▶ [What to do]
Return each line of the records holding the string "SRMTID".

>> begin Recorded data

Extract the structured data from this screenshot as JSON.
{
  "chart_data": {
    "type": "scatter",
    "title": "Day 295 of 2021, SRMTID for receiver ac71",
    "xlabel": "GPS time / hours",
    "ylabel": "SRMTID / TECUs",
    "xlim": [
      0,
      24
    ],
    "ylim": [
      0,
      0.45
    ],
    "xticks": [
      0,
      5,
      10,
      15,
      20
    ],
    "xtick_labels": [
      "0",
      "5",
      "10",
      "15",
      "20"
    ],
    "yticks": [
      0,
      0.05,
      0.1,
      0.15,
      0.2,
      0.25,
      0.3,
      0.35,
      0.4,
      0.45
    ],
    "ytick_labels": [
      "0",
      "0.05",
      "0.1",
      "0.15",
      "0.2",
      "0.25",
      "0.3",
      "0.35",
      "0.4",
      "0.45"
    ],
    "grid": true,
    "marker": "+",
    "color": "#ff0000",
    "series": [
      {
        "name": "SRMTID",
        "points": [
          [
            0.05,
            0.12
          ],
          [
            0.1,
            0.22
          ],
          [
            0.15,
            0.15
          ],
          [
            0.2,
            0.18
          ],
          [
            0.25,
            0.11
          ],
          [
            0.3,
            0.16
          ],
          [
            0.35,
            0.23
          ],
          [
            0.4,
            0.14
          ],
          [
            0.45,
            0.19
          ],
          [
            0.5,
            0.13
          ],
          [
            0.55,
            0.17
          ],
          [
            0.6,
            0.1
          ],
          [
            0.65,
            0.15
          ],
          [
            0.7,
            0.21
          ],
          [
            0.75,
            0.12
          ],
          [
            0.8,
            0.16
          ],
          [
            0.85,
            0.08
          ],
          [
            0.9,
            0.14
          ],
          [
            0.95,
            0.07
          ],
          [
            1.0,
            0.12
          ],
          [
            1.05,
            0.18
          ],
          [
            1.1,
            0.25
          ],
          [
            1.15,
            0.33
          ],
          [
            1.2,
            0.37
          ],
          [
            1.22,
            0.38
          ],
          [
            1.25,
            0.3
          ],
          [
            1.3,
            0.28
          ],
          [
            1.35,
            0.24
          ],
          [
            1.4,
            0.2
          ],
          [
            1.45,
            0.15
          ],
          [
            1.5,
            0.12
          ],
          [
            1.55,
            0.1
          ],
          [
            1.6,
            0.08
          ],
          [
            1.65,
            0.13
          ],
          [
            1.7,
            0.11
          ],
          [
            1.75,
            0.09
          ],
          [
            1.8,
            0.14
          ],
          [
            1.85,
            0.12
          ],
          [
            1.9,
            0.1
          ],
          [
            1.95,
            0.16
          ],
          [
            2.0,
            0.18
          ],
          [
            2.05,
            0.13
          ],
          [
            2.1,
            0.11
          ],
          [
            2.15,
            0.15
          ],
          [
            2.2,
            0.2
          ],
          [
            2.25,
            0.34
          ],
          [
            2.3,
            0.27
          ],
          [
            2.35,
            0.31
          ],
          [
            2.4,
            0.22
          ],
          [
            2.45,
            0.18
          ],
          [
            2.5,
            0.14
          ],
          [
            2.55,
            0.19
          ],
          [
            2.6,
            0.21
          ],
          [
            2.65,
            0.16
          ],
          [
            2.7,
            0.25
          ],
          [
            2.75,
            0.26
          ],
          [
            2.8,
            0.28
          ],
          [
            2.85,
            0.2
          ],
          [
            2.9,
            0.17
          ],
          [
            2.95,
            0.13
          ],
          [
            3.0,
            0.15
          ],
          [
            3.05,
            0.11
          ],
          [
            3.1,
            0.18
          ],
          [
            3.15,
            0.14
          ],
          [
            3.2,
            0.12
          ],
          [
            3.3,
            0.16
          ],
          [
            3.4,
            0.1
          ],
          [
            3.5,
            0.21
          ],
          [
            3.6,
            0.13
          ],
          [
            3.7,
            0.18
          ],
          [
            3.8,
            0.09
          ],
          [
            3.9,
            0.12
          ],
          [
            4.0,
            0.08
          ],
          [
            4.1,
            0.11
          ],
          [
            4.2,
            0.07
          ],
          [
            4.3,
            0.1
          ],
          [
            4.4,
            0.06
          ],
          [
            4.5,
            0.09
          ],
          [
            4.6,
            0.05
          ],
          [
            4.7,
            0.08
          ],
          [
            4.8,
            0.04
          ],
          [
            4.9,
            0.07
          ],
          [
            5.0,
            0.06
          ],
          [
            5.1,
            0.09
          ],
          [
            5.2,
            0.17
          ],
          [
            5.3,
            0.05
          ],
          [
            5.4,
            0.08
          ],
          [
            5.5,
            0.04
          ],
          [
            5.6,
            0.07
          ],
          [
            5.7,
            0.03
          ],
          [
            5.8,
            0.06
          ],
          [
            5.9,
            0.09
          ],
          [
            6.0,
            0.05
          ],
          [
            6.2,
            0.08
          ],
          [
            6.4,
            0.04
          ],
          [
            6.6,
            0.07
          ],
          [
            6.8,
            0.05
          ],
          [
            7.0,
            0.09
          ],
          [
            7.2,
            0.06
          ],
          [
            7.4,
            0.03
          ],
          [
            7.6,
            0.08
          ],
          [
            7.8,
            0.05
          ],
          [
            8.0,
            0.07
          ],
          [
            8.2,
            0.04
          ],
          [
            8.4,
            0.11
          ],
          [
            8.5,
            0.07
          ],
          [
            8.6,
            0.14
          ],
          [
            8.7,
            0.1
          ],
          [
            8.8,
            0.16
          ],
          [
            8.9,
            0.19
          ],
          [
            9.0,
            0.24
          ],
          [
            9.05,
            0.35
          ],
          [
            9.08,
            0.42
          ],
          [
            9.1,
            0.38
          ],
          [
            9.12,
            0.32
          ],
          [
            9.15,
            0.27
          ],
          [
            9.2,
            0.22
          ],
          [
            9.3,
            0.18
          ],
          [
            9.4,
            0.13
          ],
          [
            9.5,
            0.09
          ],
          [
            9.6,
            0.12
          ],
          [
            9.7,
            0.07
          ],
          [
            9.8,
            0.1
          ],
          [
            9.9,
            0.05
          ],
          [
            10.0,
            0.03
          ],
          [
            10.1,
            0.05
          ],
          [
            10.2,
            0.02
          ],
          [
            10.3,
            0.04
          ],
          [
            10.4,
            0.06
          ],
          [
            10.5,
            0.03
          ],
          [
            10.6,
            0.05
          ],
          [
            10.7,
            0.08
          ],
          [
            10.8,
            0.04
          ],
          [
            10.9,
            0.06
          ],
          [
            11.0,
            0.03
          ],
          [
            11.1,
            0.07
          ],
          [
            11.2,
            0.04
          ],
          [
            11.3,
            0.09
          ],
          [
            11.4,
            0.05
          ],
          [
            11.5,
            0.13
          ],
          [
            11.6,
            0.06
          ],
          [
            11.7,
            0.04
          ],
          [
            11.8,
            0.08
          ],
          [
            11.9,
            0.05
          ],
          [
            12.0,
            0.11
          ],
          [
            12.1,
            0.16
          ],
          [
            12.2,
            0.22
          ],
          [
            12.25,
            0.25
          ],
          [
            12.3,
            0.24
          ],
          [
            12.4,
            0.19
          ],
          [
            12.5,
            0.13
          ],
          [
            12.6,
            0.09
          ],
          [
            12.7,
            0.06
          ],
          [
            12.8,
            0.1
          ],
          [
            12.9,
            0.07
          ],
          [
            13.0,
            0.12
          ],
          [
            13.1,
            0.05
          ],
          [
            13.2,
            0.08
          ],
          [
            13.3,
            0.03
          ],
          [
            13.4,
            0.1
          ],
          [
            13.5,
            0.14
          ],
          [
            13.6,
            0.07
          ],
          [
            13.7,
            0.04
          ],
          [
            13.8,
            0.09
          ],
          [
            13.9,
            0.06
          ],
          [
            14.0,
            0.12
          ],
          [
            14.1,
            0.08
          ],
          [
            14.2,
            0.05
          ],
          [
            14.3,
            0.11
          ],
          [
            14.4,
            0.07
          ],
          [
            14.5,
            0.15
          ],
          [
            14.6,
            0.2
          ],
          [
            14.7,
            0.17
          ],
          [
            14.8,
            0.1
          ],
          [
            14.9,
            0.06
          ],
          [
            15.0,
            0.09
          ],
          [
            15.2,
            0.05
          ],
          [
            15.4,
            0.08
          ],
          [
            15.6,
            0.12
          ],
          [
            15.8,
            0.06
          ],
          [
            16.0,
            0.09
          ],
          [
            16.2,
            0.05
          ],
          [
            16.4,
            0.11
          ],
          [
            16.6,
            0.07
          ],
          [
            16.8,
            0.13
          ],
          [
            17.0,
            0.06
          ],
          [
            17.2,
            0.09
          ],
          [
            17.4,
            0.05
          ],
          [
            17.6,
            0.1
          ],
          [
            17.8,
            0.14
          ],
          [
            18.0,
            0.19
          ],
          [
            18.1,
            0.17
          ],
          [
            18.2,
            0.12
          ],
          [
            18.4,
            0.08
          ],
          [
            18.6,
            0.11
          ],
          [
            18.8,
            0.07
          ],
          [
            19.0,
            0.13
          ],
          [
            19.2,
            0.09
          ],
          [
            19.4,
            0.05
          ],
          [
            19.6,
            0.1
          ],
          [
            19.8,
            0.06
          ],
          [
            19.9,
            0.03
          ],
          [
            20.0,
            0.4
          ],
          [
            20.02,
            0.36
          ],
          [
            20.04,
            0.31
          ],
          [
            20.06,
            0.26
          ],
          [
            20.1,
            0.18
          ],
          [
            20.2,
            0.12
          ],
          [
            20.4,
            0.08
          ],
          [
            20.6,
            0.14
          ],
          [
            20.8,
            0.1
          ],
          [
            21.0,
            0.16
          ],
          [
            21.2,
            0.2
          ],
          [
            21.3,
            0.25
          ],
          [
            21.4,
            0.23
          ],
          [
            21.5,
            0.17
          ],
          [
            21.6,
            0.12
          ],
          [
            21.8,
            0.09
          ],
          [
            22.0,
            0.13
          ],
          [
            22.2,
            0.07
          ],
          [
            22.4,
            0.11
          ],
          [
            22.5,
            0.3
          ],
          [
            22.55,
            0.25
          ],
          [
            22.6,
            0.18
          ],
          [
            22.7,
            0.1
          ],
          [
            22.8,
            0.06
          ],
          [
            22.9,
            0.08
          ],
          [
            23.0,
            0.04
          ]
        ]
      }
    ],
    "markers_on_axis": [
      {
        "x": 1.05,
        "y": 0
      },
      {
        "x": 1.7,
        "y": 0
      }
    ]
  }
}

>> end Recorded data

▶ [Problem solution]
    "title": "Day 295 of 2021, SRMTID for receiver ac71",
    "ylabel": "SRMTID / TECUs",
        "name": "SRMTID",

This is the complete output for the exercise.